In the entries below, find the lines that contain the word "Dzienny" and copy them.
-- Start of Records for this task --
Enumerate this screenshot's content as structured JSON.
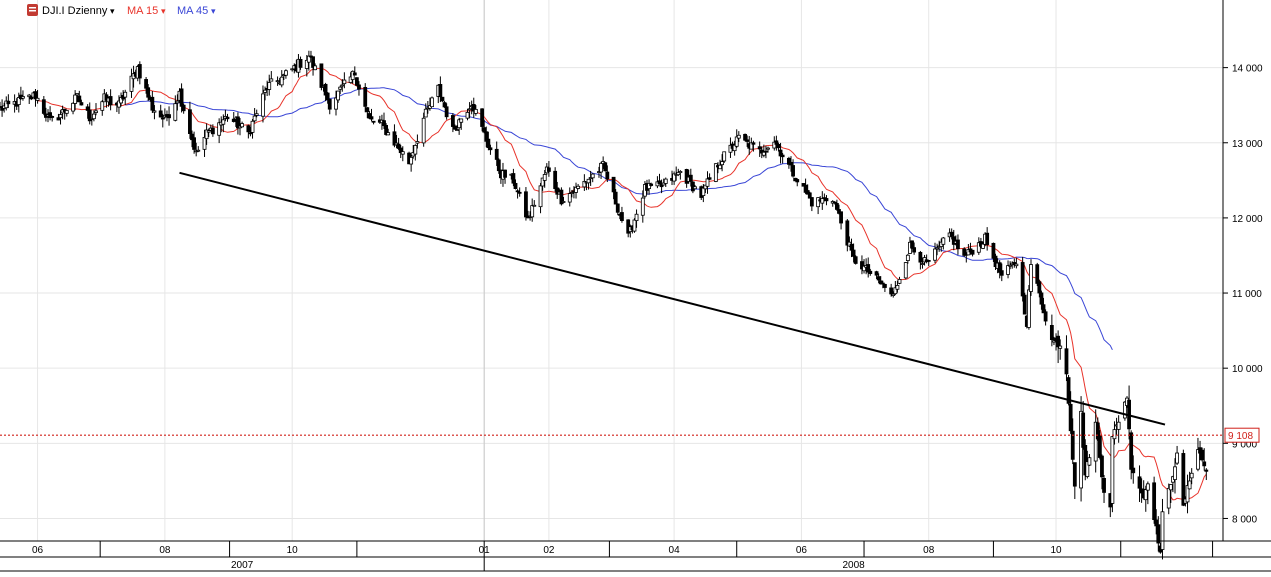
{
  "legend": {
    "symbol_label": "DJI.I Dzienny",
    "ma_fast_label": "MA 15",
    "ma_slow_label": "MA 45",
    "dropdown_glyph": "▾"
  },
  "colors": {
    "ma_fast": "#e8332a",
    "ma_slow": "#3a46d6",
    "candle_up": "#ffffff",
    "candle_down": "#000000",
    "trendline": "#000000",
    "price_line": "#d0201a",
    "grid": "#e6e6e6"
  },
  "chart_data": {
    "type": "candlestick",
    "symbol": "DJI.I",
    "interval": "Dzienny",
    "ylim": [
      7700,
      14900
    ],
    "y_ticks": [
      {
        "value": 8000,
        "label": "8 000"
      },
      {
        "value": 9000,
        "label": "9 000"
      },
      {
        "value": 10000,
        "label": "10 000"
      },
      {
        "value": 11000,
        "label": "11 000"
      },
      {
        "value": 12000,
        "label": "12 000"
      },
      {
        "value": 13000,
        "label": "13 000"
      },
      {
        "value": 14000,
        "label": "14 000"
      }
    ],
    "last_price": {
      "value": 9108,
      "label": "9 108"
    },
    "x_range": [
      "2007-05-14",
      "2008-12-20"
    ],
    "month_ticks": [
      {
        "date": "2007-06-01",
        "label": "06"
      },
      {
        "date": "2007-08-01",
        "label": "08"
      },
      {
        "date": "2007-10-01",
        "label": "10"
      },
      {
        "date": "2008-01-01",
        "label": "01"
      },
      {
        "date": "2008-02-01",
        "label": "02"
      },
      {
        "date": "2008-04-01",
        "label": "04"
      },
      {
        "date": "2008-06-01",
        "label": "06"
      },
      {
        "date": "2008-08-01",
        "label": "08"
      },
      {
        "date": "2008-10-01",
        "label": "10"
      }
    ],
    "years": [
      {
        "label": "2007",
        "start": "2007-05-14",
        "end": "2008-01-01"
      },
      {
        "label": "2008",
        "start": "2008-01-01",
        "end": "2008-12-20"
      }
    ],
    "price_path": [
      [
        "2007-05-14",
        13450
      ],
      [
        "2007-05-31",
        13630
      ],
      [
        "2007-06-07",
        13280
      ],
      [
        "2007-06-12",
        13380
      ],
      [
        "2007-06-20",
        13600
      ],
      [
        "2007-06-26",
        13340
      ],
      [
        "2007-07-03",
        13580
      ],
      [
        "2007-07-10",
        13500
      ],
      [
        "2007-07-19",
        14000
      ],
      [
        "2007-07-26",
        13470
      ],
      [
        "2007-08-01",
        13300
      ],
      [
        "2007-08-08",
        13660
      ],
      [
        "2007-08-16",
        12850
      ],
      [
        "2007-08-21",
        13120
      ],
      [
        "2007-08-31",
        13350
      ],
      [
        "2007-09-10",
        13130
      ],
      [
        "2007-09-19",
        13740
      ],
      [
        "2007-09-27",
        13880
      ],
      [
        "2007-10-09",
        14160
      ],
      [
        "2007-10-19",
        13520
      ],
      [
        "2007-10-31",
        13930
      ],
      [
        "2007-11-07",
        13300
      ],
      [
        "2007-11-13",
        13240
      ],
      [
        "2007-11-26",
        12740
      ],
      [
        "2007-12-03",
        13320
      ],
      [
        "2007-12-10",
        13720
      ],
      [
        "2007-12-17",
        13160
      ],
      [
        "2007-12-26",
        13550
      ],
      [
        "2008-01-02",
        13040
      ],
      [
        "2008-01-09",
        12590
      ],
      [
        "2008-01-15",
        12500
      ],
      [
        "2008-01-22",
        11970
      ],
      [
        "2008-01-31",
        12650
      ],
      [
        "2008-02-07",
        12250
      ],
      [
        "2008-02-14",
        12380
      ],
      [
        "2008-02-27",
        12690
      ],
      [
        "2008-03-10",
        11740
      ],
      [
        "2008-03-18",
        12390
      ],
      [
        "2008-03-26",
        12420
      ],
      [
        "2008-04-04",
        12610
      ],
      [
        "2008-04-14",
        12300
      ],
      [
        "2008-04-22",
        12720
      ],
      [
        "2008-05-02",
        13060
      ],
      [
        "2008-05-12",
        12880
      ],
      [
        "2008-05-19",
        13030
      ],
      [
        "2008-05-28",
        12600
      ],
      [
        "2008-06-06",
        12210
      ],
      [
        "2008-06-16",
        12270
      ],
      [
        "2008-06-26",
        11450
      ],
      [
        "2008-07-03",
        11290
      ],
      [
        "2008-07-15",
        10960
      ],
      [
        "2008-07-23",
        11630
      ],
      [
        "2008-07-31",
        11380
      ],
      [
        "2008-08-11",
        11780
      ],
      [
        "2008-08-18",
        11480
      ],
      [
        "2008-08-28",
        11720
      ],
      [
        "2008-09-05",
        11220
      ],
      [
        "2008-09-12",
        11420
      ],
      [
        "2008-09-17",
        10610
      ],
      [
        "2008-09-19",
        11390
      ],
      [
        "2008-09-29",
        10370
      ],
      [
        "2008-10-03",
        10320
      ],
      [
        "2008-10-06",
        9950
      ],
      [
        "2008-10-10",
        8450
      ],
      [
        "2008-10-13",
        9390
      ],
      [
        "2008-10-15",
        8580
      ],
      [
        "2008-10-20",
        9260
      ],
      [
        "2008-10-24",
        8380
      ],
      [
        "2008-10-27",
        8180
      ],
      [
        "2008-10-28",
        9070
      ],
      [
        "2008-11-04",
        9630
      ],
      [
        "2008-11-06",
        8700
      ],
      [
        "2008-11-12",
        8280
      ],
      [
        "2008-11-14",
        8500
      ],
      [
        "2008-11-20",
        7550
      ],
      [
        "2008-11-21",
        8050
      ],
      [
        "2008-11-25",
        8480
      ],
      [
        "2008-11-28",
        8830
      ],
      [
        "2008-12-01",
        8150
      ],
      [
        "2008-12-05",
        8640
      ],
      [
        "2008-12-08",
        8930
      ],
      [
        "2008-12-12",
        8630
      ]
    ],
    "series": [
      {
        "name": "MA 15",
        "key": "ma15"
      },
      {
        "name": "MA 45",
        "key": "ma45"
      }
    ],
    "annotations": [
      {
        "type": "trendline",
        "from": [
          "2007-08-08",
          12600
        ],
        "to": [
          "2008-12-20",
          9250
        ]
      },
      {
        "type": "hline",
        "value": 9108
      }
    ]
  }
}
-- End of Records for this task --
§ **Exercise output**:
    "symbol_label": "DJI.I Dzienny",
    "interval": "Dzienny",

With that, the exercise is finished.